**Objective**.
Spot each line in the records below where the word "Square" occurs, then copy it.

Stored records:
________________________
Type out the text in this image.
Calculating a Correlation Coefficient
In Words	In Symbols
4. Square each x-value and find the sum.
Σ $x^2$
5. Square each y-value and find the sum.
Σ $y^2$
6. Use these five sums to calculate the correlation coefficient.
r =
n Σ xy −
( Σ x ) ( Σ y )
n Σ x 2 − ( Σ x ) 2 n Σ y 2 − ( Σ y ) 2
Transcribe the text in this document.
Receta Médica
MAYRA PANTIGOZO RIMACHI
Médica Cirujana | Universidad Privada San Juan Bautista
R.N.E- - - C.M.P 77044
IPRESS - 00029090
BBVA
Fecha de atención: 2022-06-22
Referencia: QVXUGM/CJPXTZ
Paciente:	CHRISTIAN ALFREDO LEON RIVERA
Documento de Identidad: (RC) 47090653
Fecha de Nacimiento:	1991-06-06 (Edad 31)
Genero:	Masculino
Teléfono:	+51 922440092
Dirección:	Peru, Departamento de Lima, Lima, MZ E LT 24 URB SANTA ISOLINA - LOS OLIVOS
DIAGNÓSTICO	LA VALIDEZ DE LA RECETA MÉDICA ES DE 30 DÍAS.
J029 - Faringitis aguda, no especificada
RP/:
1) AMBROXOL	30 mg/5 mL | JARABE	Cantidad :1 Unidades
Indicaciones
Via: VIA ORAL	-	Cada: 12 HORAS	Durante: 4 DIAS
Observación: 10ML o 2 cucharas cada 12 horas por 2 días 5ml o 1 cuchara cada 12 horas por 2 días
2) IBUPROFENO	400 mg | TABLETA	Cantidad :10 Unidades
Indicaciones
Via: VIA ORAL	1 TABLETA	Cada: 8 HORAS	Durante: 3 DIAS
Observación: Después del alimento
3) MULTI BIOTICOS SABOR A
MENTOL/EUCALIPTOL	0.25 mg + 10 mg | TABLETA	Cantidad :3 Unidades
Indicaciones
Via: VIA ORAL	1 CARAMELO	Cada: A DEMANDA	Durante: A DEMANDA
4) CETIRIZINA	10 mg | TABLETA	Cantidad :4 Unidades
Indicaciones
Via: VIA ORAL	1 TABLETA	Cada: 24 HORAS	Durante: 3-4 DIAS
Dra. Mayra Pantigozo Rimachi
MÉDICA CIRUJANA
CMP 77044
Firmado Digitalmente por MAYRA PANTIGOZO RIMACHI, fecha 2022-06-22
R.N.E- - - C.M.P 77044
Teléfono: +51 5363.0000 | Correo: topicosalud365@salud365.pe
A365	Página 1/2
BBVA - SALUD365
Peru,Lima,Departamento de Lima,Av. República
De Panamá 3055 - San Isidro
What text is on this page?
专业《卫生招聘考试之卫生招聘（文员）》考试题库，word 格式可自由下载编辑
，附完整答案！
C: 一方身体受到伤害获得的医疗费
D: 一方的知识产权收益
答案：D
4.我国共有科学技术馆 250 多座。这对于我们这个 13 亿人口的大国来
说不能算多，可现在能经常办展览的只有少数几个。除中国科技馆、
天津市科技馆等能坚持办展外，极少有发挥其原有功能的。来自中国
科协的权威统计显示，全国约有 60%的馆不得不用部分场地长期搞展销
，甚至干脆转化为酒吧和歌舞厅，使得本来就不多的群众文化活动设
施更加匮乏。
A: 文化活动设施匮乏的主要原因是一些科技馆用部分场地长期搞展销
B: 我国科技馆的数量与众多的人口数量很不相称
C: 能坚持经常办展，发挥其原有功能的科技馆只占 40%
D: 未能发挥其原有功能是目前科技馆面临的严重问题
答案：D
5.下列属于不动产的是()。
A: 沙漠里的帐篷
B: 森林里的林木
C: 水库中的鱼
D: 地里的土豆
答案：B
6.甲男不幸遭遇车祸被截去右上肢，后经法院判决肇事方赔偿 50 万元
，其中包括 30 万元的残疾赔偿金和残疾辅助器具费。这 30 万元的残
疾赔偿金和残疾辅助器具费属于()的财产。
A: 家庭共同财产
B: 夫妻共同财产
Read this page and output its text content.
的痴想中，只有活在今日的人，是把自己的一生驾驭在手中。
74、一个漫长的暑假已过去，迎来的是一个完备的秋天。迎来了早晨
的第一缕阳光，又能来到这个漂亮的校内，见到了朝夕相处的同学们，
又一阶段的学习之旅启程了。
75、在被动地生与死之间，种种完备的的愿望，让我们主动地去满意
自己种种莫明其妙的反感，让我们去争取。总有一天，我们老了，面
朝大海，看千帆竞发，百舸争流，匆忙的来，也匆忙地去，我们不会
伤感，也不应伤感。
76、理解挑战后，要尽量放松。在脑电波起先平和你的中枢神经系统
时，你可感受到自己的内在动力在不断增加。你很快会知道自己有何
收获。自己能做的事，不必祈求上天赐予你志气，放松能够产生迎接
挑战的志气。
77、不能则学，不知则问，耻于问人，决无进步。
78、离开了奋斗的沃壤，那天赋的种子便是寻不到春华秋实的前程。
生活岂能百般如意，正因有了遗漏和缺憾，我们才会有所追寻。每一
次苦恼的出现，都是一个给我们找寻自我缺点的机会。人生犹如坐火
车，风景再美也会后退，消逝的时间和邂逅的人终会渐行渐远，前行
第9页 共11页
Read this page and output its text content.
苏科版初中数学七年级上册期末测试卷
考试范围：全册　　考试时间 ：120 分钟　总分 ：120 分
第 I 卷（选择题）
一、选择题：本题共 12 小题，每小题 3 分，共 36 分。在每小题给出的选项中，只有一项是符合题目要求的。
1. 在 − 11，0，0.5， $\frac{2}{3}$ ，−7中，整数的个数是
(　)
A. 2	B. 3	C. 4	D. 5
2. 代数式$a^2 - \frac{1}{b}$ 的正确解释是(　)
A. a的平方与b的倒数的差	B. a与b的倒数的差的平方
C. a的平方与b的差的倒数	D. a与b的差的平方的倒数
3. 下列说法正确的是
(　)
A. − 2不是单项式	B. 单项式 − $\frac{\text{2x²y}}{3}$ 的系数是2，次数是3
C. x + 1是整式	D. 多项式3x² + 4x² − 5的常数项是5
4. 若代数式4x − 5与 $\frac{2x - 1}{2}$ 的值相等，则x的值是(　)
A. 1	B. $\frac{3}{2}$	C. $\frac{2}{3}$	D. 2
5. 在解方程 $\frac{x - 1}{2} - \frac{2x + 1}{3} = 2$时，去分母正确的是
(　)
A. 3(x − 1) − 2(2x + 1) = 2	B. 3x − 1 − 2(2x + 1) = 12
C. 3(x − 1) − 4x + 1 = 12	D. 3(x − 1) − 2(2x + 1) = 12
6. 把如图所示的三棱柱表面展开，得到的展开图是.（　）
________________________
**Complete response**.
4. Square each x-value and find the sum.
5. Square each y-value and find the sum.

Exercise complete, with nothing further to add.